### RECORDS TO USE

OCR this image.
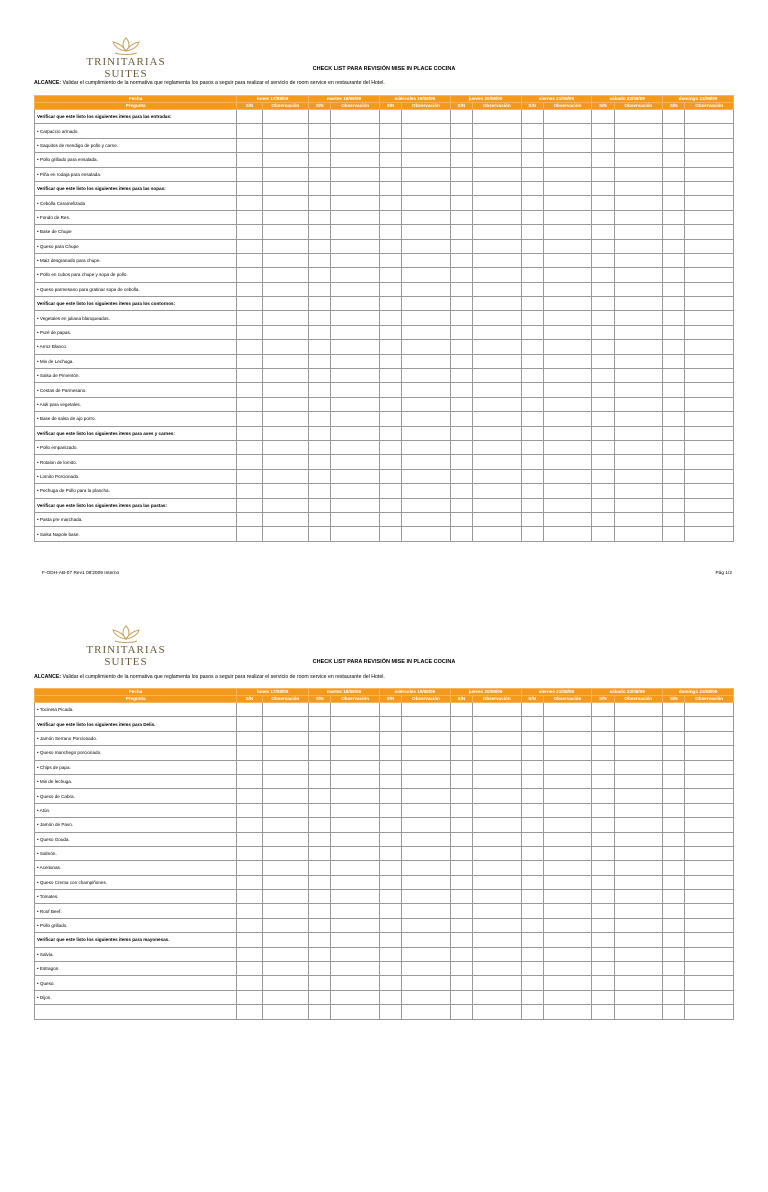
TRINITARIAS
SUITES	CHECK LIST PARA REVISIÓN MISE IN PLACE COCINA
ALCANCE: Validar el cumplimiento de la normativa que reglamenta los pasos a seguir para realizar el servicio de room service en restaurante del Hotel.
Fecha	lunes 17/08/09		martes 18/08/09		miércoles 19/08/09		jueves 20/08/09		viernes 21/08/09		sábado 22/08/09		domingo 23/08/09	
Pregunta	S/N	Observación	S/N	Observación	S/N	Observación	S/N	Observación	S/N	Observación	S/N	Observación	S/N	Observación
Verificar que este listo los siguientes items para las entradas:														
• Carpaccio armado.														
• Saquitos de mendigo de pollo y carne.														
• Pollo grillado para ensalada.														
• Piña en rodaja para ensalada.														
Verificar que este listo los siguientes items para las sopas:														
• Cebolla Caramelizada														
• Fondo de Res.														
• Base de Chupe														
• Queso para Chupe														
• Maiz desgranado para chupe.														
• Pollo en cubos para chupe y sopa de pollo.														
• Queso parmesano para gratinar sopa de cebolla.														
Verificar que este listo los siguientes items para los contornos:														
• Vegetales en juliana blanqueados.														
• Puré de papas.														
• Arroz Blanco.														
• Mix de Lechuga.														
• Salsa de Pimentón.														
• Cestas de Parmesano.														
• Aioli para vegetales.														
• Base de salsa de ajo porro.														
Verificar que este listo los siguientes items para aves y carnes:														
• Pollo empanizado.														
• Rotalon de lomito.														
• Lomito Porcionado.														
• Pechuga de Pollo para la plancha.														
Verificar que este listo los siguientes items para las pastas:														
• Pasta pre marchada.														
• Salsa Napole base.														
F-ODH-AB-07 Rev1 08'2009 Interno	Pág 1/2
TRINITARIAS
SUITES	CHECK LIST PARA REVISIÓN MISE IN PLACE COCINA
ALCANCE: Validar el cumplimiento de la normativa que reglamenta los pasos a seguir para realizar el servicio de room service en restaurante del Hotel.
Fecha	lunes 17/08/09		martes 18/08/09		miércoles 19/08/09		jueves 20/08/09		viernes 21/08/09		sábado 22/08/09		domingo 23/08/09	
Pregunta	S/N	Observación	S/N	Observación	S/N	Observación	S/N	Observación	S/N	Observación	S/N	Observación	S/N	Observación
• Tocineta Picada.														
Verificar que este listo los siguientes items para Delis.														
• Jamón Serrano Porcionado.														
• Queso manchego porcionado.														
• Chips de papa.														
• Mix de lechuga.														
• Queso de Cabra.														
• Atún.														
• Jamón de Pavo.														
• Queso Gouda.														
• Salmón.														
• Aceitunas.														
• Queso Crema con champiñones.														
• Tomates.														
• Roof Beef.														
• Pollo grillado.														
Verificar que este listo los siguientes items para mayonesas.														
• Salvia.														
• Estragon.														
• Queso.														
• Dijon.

######

- WHAT IS ASKED -
Only the number is wanted: how many lines in the data include the string "listo"?

- THE COMPLETED TASK -
7